Dataset items:
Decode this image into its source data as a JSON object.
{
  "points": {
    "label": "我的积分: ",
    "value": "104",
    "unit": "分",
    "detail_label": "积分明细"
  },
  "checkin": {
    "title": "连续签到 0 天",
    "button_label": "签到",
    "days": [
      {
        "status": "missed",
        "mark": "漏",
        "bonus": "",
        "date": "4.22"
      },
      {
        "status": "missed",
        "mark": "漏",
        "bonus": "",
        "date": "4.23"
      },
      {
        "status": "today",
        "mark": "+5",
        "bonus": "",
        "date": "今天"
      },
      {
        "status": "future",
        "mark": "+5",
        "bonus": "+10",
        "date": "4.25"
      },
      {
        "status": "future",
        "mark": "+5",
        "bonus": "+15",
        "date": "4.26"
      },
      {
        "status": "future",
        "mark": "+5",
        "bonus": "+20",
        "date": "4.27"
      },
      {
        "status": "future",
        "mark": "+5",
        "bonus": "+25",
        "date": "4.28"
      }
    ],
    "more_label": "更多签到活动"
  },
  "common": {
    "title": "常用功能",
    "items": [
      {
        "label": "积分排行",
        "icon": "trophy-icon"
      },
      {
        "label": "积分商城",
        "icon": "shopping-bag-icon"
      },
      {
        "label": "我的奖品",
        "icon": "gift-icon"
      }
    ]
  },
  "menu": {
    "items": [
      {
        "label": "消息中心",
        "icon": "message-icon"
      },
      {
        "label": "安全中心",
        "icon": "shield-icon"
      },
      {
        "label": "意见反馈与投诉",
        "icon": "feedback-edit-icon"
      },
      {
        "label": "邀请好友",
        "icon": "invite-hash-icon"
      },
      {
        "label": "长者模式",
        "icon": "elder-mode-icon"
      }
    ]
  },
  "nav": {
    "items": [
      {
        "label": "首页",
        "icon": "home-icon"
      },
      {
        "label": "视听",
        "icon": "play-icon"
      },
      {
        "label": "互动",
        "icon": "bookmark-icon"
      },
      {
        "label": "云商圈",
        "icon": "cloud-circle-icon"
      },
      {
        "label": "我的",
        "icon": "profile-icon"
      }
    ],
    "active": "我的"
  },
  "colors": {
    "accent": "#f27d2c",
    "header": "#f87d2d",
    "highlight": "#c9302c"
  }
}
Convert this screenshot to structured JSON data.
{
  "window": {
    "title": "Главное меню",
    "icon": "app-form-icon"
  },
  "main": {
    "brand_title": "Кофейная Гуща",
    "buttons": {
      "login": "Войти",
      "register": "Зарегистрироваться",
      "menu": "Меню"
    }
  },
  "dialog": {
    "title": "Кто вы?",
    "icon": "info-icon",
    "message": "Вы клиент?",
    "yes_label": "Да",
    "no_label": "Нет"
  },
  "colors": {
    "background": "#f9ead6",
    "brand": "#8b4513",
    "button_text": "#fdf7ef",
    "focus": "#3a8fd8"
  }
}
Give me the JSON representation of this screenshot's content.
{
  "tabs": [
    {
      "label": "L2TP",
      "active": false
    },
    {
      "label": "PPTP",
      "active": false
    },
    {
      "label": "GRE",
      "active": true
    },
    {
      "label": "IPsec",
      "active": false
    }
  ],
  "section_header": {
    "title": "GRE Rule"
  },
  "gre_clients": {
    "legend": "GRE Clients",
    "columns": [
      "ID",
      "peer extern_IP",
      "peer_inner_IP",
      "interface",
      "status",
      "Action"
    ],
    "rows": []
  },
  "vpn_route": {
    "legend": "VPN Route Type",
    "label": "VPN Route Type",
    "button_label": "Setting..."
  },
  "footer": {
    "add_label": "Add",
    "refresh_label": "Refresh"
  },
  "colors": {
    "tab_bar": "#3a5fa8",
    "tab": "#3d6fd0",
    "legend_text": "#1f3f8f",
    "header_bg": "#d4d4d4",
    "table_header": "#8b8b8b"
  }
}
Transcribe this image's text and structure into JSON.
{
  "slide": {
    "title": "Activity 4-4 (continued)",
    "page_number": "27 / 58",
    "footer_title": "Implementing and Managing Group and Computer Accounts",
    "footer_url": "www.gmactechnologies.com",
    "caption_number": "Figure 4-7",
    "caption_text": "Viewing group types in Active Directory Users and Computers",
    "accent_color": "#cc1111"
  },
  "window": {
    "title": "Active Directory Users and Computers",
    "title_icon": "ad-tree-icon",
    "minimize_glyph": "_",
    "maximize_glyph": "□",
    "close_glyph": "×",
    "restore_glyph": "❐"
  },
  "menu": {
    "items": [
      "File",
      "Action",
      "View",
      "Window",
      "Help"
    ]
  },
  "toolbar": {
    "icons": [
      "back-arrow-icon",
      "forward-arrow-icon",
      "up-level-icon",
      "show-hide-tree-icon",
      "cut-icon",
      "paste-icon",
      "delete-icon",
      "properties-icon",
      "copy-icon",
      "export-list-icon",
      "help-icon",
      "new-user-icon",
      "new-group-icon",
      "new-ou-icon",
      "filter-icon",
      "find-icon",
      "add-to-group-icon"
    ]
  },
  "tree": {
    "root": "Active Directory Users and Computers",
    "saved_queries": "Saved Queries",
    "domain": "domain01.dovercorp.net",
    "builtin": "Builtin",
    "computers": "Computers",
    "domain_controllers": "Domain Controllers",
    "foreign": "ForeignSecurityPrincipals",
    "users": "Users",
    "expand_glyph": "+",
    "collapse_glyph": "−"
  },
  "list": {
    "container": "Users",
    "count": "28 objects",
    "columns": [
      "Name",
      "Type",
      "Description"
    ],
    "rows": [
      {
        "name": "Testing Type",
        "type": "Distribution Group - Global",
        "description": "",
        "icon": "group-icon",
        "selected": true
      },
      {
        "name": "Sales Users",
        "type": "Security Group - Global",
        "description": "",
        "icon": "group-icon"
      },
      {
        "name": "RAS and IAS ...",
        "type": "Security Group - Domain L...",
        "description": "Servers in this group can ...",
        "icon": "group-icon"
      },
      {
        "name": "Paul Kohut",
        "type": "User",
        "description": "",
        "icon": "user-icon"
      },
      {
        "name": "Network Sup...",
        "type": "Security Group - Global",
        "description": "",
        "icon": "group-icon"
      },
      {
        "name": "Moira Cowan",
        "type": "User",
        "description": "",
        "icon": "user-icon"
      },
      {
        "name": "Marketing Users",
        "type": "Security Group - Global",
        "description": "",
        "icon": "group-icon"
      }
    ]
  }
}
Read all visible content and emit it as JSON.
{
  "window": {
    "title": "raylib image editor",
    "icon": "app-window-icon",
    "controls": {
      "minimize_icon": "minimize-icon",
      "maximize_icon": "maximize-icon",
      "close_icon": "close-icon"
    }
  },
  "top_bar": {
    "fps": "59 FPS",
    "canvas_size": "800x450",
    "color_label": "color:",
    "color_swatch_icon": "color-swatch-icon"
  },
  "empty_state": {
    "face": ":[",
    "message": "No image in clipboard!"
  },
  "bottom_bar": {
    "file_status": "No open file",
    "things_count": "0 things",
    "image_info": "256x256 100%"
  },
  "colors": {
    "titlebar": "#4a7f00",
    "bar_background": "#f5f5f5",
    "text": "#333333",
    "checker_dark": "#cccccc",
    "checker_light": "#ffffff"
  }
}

Required task: Work out how many lines of the listing above include "Directory". Answer with the number and nothing more.

In response: 3